*Exercise task:*
Give back the records below exactly, every one, with no pictures.

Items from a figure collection

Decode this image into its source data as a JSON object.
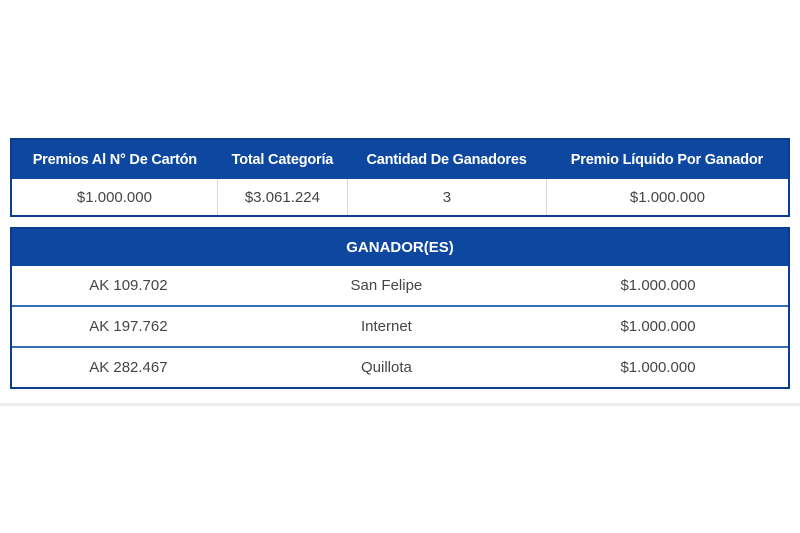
{
  "colors": {
    "primary_blue": "#0d47a0",
    "border_blue": "#0b3e8d",
    "row_divider_blue": "#3570b5",
    "cell_divider_gray": "#d8d8d8",
    "text_dark": "#454545"
  },
  "summary_table": {
    "headers": [
      "Premios Al N° De Cartón",
      "Total Categoría",
      "Cantidad De Ganadores",
      "Premio Líquido Por Ganador"
    ],
    "row": {
      "premio_carton": "$1.000.000",
      "total_categoria": "$3.061.224",
      "cantidad_ganadores": "3",
      "premio_liquido": "$1.000.000"
    }
  },
  "winners_table": {
    "title": "GANADOR(ES)",
    "rows": [
      {
        "card_number": "AK 109.702",
        "location": "San Felipe",
        "prize": "$1.000.000"
      },
      {
        "card_number": "AK 197.762",
        "location": "Internet",
        "prize": "$1.000.000"
      },
      {
        "card_number": "AK 282.467",
        "location": "Quillota",
        "prize": "$1.000.000"
      }
    ]
  }
}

*Task answer:*
Decode this image into its source data as a JSON object.
{
  "colors": {
    "primary_blue": "#0d47a0",
    "border_blue": "#0b3e8d",
    "row_divider_blue": "#3570b5",
    "cell_divider_gray": "#d8d8d8",
    "text_dark": "#454545"
  },
  "summary_table": {
    "headers": [
      "Premios Al N° De Cartón",
      "Total Categoría",
      "Cantidad De Ganadores",
      "Premio Líquido Por Ganador"
    ],
    "row": {
      "premio_carton": "$1.000.000",
      "total_categoria": "$3.061.224",
      "cantidad_ganadores": "3",
      "premio_liquido": "$1.000.000"
    }
  },
  "winners_table": {
    "title": "GANADOR(ES)",
    "rows": [
      {
        "card_number": "AK 109.702",
        "location": "San Felipe",
        "prize": "$1.000.000"
      },
      {
        "card_number": "AK 197.762",
        "location": "Internet",
        "prize": "$1.000.000"
      },
      {
        "card_number": "AK 282.467",
        "location": "Quillota",
        "prize": "$1.000.000"
      }
    ]
  }
}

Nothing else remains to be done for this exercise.